Before the rows, copy the part of the movie review that starts with "On July 31, 1992" and goes on through "writing JURASSIC PARK.".
# Start of SOURCE TEXT
“She’s dead, sir. They took her to the morgue.”
“The morgue? She’ll be furious!”
On July 31, 1992 we come to another one of those odd happenings that caused me to label this as Weird Summer. This is the time when an A-list director became enamored of a cynical black comedy and turned it into a big summer movie starring Meryl Streep, Goldie Hawn and Bruce Willis. Writers Martin Donovan (the Argentinian filmmaker who directed APARTMENT ZERO, not the guy from the Hal Hartley movies) and David Koepp (co-writer of APARTMENT ZERO – this was his movie after TOY SOLDIERS) saw it as a low budget indie, and then it got made with a budget bigger than ALIEN 3, and groundbreaking digital effects by Industrial Light and Magic. The effects ended up winning an Oscar and Koepp’s next gig was writing JURASSIC PARK.
# End of SOURCE TEXT
# Start of EXCERPTED DATA
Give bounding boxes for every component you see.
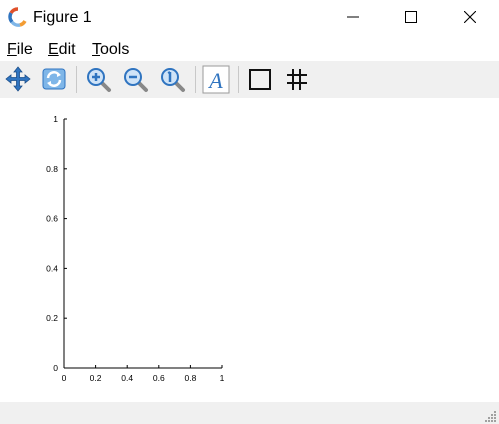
- y-tick-label: 0.2: [46, 313, 58, 323]
- minimize-icon: [347, 16, 359, 18]
- toolbar-separator: [195, 66, 196, 93]
- toolbar: A: [0, 61, 499, 98]
- x-tick-label: 0.4: [121, 373, 133, 383]
- rotate-icon: [42, 68, 66, 90]
- x-tick-label: 0: [62, 373, 67, 383]
- pan-icon: [5, 66, 31, 92]
- text-icon: A: [202, 65, 230, 94]
- menu-tools-label: ools: [100, 41, 130, 58]
- axes-plot[interactable]: 0 0.2 0.4 0.6 0.8 1 0 0.2 0.4 0.6 0.8 1: [0, 98, 499, 402]
- y-tick-label: 0.6: [46, 214, 58, 224]
- zoom-in-button[interactable]: [82, 63, 114, 95]
- menu-file[interactable]: File: [7, 40, 33, 60]
- menu-edit-label: dit: [58, 41, 76, 58]
- pan-button[interactable]: [2, 63, 34, 95]
- x-tick-label: 1: [220, 373, 225, 383]
- window-title: Figure 1: [33, 9, 92, 26]
- menu-edit[interactable]: Edit: [48, 40, 76, 60]
- maximize-button[interactable]: [388, 0, 434, 35]
- zoom-reset-icon: [161, 68, 185, 92]
- y-tick-label: 0.8: [46, 164, 58, 174]
- title-bar: Figure 1: [0, 0, 499, 35]
- text-button[interactable]: A: [200, 63, 232, 95]
- figure-canvas[interactable]: 0 0.2 0.4 0.6 0.8 1 0 0.2 0.4 0.6 0.8 1: [0, 98, 499, 402]
- maximize-icon: [405, 11, 417, 23]
- close-button[interactable]: [447, 0, 493, 35]
- menu-file-mnemonic: F: [7, 41, 17, 58]
- menu-tools[interactable]: Tools: [92, 40, 129, 60]
- grid-icon: [287, 69, 307, 90]
- x-tick-label: 0.6: [153, 373, 165, 383]
- zoom-reset-button[interactable]: [156, 63, 188, 95]
- toolbar-separator: [238, 66, 239, 93]
- svg-text:A: A: [207, 68, 223, 93]
- zoom-in-icon: [87, 68, 111, 92]
- box-icon: [249, 69, 271, 90]
- y-tick-label: 0: [53, 363, 58, 373]
- y-tick-label: 1: [53, 114, 58, 124]
- minimize-button[interactable]: [330, 0, 376, 35]
- menu-file-label: ile: [16, 41, 33, 58]
- x-tick-label: 0.8: [184, 373, 196, 383]
- menu-tools-mnemonic: T: [92, 41, 100, 58]
- menu-edit-mnemonic: E: [48, 41, 59, 58]
- axes-box-button[interactable]: [244, 63, 276, 95]
- x-tick-label: 0.2: [90, 373, 102, 383]
- rotate-button[interactable]: [38, 63, 70, 95]
- grid-button[interactable]: [281, 63, 313, 95]
- close-icon: [464, 11, 476, 23]
- octave-logo-icon: [8, 7, 27, 27]
- toolbar-separator: [76, 66, 77, 93]
- zoom-out-button[interactable]: [119, 63, 151, 95]
- zoom-out-icon: [124, 68, 148, 92]
- menu-bar: File Edit Tools: [0, 38, 499, 60]
- status-bar: [0, 402, 499, 424]
- resize-grip-icon[interactable]: [485, 410, 497, 422]
- y-tick-label: 0.4: [46, 263, 58, 273]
# End of EXCERPTED DATA
_CORRECT RESULT_.
On July 31, 1992 we come to another one of those odd happenings that caused me to label this as Weird Summer. This is the time when an A-list director became enamored of a cynical black comedy and turned it into a big summer movie starring Meryl Streep, Goldie Hawn and Bruce Willis. Writers Martin Donovan (the Argentinian filmmaker who directed APARTMENT ZERO, not the guy from the Hal Hartley movies) and David Koepp (co-writer of APARTMENT ZERO – this was his movie after TOY SOLDIERS) saw it as a low budget indie, and then it got made with a budget bigger than ALIEN 3, and groundbreaking digital effects by Industrial Light and Magic. The effects ended up winning an Oscar and Koepp’s next gig was writing JURASSIC PARK.